# PROBLEM DESCRIPTION
Repeat the listing in full, word for word.
━━ DATA EXCERPTS ━━
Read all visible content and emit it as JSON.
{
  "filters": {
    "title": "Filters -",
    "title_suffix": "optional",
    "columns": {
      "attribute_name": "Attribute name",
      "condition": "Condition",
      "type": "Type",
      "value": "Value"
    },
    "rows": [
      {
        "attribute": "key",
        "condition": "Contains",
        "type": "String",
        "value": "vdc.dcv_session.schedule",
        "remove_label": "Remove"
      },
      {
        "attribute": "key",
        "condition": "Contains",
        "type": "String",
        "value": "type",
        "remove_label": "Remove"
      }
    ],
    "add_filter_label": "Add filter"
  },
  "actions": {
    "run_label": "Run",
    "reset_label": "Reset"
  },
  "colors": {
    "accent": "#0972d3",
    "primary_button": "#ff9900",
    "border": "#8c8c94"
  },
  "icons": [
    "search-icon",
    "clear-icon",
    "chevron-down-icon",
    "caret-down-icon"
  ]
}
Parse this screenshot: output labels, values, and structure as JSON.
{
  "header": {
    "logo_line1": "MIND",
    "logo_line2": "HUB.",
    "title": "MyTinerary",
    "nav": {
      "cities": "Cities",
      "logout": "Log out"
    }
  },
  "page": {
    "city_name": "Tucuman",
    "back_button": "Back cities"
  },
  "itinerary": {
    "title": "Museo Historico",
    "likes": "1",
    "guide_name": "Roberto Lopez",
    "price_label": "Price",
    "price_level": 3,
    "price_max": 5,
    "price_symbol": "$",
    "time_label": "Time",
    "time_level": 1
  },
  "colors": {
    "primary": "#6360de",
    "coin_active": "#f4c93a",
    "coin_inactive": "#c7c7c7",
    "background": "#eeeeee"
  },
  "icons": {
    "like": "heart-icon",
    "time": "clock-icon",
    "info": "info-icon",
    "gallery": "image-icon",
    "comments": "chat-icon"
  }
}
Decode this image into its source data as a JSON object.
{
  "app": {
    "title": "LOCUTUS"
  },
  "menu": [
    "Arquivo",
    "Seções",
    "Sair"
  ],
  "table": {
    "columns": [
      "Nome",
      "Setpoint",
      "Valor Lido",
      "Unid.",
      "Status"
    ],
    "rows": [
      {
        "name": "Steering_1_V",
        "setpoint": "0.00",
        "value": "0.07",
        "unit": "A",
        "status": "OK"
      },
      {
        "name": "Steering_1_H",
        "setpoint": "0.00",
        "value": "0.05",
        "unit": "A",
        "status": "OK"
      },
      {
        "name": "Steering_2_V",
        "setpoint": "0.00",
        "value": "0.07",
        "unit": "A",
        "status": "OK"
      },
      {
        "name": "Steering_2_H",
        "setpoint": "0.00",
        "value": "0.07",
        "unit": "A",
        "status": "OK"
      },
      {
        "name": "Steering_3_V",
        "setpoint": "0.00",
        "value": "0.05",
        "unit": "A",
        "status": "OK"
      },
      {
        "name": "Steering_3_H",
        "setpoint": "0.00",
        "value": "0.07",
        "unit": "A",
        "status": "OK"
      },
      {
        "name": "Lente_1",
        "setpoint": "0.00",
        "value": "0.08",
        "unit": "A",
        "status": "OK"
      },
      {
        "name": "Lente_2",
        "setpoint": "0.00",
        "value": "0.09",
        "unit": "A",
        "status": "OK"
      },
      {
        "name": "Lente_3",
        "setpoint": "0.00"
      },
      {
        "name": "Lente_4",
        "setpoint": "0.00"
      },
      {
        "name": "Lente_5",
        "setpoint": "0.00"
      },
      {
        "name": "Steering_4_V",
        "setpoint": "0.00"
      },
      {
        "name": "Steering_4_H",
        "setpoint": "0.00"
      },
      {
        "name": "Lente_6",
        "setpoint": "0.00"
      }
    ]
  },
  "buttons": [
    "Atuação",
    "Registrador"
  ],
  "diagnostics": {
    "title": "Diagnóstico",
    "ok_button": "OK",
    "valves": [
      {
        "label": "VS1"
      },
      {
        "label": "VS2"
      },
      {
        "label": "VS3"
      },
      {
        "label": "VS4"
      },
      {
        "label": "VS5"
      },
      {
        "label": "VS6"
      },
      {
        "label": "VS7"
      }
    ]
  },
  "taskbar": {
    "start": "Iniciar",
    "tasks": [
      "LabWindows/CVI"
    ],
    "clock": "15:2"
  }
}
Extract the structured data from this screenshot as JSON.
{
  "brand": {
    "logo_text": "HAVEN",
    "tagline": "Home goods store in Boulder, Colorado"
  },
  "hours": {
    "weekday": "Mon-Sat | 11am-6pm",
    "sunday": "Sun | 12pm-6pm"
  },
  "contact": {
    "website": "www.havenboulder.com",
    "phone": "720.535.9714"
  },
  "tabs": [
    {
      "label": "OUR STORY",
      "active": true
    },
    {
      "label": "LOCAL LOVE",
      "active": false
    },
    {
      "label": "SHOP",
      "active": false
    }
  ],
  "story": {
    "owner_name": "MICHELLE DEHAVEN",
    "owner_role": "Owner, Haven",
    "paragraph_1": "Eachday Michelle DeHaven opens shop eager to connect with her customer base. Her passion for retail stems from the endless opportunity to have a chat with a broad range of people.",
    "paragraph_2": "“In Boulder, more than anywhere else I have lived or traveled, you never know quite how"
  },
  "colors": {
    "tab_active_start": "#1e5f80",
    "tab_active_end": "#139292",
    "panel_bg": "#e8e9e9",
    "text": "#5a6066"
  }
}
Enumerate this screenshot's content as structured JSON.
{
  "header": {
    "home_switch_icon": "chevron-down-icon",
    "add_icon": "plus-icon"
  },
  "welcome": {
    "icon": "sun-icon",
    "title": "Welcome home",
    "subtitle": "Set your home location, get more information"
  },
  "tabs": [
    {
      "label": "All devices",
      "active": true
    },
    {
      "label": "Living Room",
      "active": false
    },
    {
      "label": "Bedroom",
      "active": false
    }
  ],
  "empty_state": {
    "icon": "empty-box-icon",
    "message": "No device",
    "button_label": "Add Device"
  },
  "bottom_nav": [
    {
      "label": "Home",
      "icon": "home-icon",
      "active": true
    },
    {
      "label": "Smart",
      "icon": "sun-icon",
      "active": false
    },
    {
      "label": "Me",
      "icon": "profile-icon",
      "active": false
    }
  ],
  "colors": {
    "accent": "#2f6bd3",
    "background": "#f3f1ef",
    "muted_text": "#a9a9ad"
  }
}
━━━
# SOLUTION TO THIS PROBLEM
Read all visible content and emit it as JSON.
{
  "filters": {
    "title": "Filters -",
    "title_suffix": "optional",
    "columns": {
      "attribute_name": "Attribute name",
      "condition": "Condition",
      "type": "Type",
      "value": "Value"
    },
    "rows": [
      {
        "attribute": "key",
        "condition": "Contains",
        "type": "String",
        "value": "vdc.dcv_session.schedule",
        "remove_label": "Remove"
      },
      {
        "attribute": "key",
        "condition": "Contains",
        "type": "String",
        "value": "type",
        "remove_label": "Remove"
      }
    ],
    "add_filter_label": "Add filter"
  },
  "actions": {
    "run_label": "Run",
    "reset_label": "Reset"
  },
  "colors": {
    "accent": "#0972d3",
    "primary_button": "#ff9900",
    "border": "#8c8c94"
  },
  "icons": [
    "search-icon",
    "clear-icon",
    "chevron-down-icon",
    "caret-down-icon"
  ]
}
Parse this screenshot: output labels, values, and structure as JSON.
{
  "header": {
    "logo_line1": "MIND",
    "logo_line2": "HUB.",
    "title": "MyTinerary",
    "nav": {
      "cities": "Cities",
      "logout": "Log out"
    }
  },
  "page": {
    "city_name": "Tucuman",
    "back_button": "Back cities"
  },
  "itinerary": {
    "title": "Museo Historico",
    "likes": "1",
    "guide_name": "Roberto Lopez",
    "price_label": "Price",
    "price_level": 3,
    "price_max": 5,
    "price_symbol": "$",
    "time_label": "Time",
    "time_level": 1
  },
  "colors": {
    "primary": "#6360de",
    "coin_active": "#f4c93a",
    "coin_inactive": "#c7c7c7",
    "background": "#eeeeee"
  },
  "icons": {
    "like": "heart-icon",
    "time": "clock-icon",
    "info": "info-icon",
    "gallery": "image-icon",
    "comments": "chat-icon"
  }
}
Decode this image into its source data as a JSON object.
{
  "app": {
    "title": "LOCUTUS"
  },
  "menu": [
    "Arquivo",
    "Seções",
    "Sair"
  ],
  "table": {
    "columns": [
      "Nome",
      "Setpoint",
      "Valor Lido",
      "Unid.",
      "Status"
    ],
    "rows": [
      {
        "name": "Steering_1_V",
        "setpoint": "0.00",
        "value": "0.07",
        "unit": "A",
        "status": "OK"
      },
      {
        "name": "Steering_1_H",
        "setpoint": "0.00",
        "value": "0.05",
        "unit": "A",
        "status": "OK"
      },
      {
        "name": "Steering_2_V",
        "setpoint": "0.00",
        "value": "0.07",
        "unit": "A",
        "status": "OK"
      },
      {
        "name": "Steering_2_H",
        "setpoint": "0.00",
        "value": "0.07",
        "unit": "A",
        "status": "OK"
      },
      {
        "name": "Steering_3_V",
        "setpoint": "0.00",
        "value": "0.05",
        "unit": "A",
        "status": "OK"
      },
      {
        "name": "Steering_3_H",
        "setpoint": "0.00",
        "value": "0.07",
        "unit": "A",
        "status": "OK"
      },
      {
        "name": "Lente_1",
        "setpoint": "0.00",
        "value": "0.08",
        "unit": "A",
        "status": "OK"
      },
      {
        "name": "Lente_2",
        "setpoint": "0.00",
        "value": "0.09",
        "unit": "A",
        "status": "OK"
      },
      {
        "name": "Lente_3",
        "setpoint": "0.00"
      },
      {
        "name": "Lente_4",
        "setpoint": "0.00"
      },
      {
        "name": "Lente_5",
        "setpoint": "0.00"
      },
      {
        "name": "Steering_4_V",
        "setpoint": "0.00"
      },
      {
        "name": "Steering_4_H",
        "setpoint": "0.00"
      },
      {
        "name": "Lente_6",
        "setpoint": "0.00"
      }
    ]
  },
  "buttons": [
    "Atuação",
    "Registrador"
  ],
  "diagnostics": {
    "title": "Diagnóstico",
    "ok_button": "OK",
    "valves": [
      {
        "label": "VS1"
      },
      {
        "label": "VS2"
      },
      {
        "label": "VS3"
      },
      {
        "label": "VS4"
      },
      {
        "label": "VS5"
      },
      {
        "label": "VS6"
      },
      {
        "label": "VS7"
      }
    ]
  },
  "taskbar": {
    "start": "Iniciar",
    "tasks": [
      "LabWindows/CVI"
    ],
    "clock": "15:2"
  }
}
Extract the structured data from this screenshot as JSON.
{
  "brand": {
    "logo_text": "HAVEN",
    "tagline": "Home goods store in Boulder, Colorado"
  },
  "hours": {
    "weekday": "Mon-Sat | 11am-6pm",
    "sunday": "Sun | 12pm-6pm"
  },
  "contact": {
    "website": "www.havenboulder.com",
    "phone": "720.535.9714"
  },
  "tabs": [
    {
      "label": "OUR STORY",
      "active": true
    },
    {
      "label": "LOCAL LOVE",
      "active": false
    },
    {
      "label": "SHOP",
      "active": false
    }
  ],
  "story": {
    "owner_name": "MICHELLE DEHAVEN",
    "owner_role": "Owner, Haven",
    "paragraph_1": "Eachday Michelle DeHaven opens shop eager to connect with her customer base. Her passion for retail stems from the endless opportunity to have a chat with a broad range of people.",
    "paragraph_2": "“In Boulder, more than anywhere else I have lived or traveled, you never know quite how"
  },
  "colors": {
    "tab_active_start": "#1e5f80",
    "tab_active_end": "#139292",
    "panel_bg": "#e8e9e9",
    "text": "#5a6066"
  }
}
Enumerate this screenshot's content as structured JSON.
{
  "header": {
    "home_switch_icon": "chevron-down-icon",
    "add_icon": "plus-icon"
  },
  "welcome": {
    "icon": "sun-icon",
    "title": "Welcome home",
    "subtitle": "Set your home location, get more information"
  },
  "tabs": [
    {
      "label": "All devices",
      "active": true
    },
    {
      "label": "Living Room",
      "active": false
    },
    {
      "label": "Bedroom",
      "active": false
    }
  ],
  "empty_state": {
    "icon": "empty-box-icon",
    "message": "No device",
    "button_label": "Add Device"
  },
  "bottom_nav": [
    {
      "label": "Home",
      "icon": "home-icon",
      "active": true
    },
    {
      "label": "Smart",
      "icon": "sun-icon",
      "active": false
    },
    {
      "label": "Me",
      "icon": "profile-icon",
      "active": false
    }
  ],
  "colors": {
    "accent": "#2f6bd3",
    "background": "#f3f1ef",
    "muted_text": "#a9a9ad"
  }
}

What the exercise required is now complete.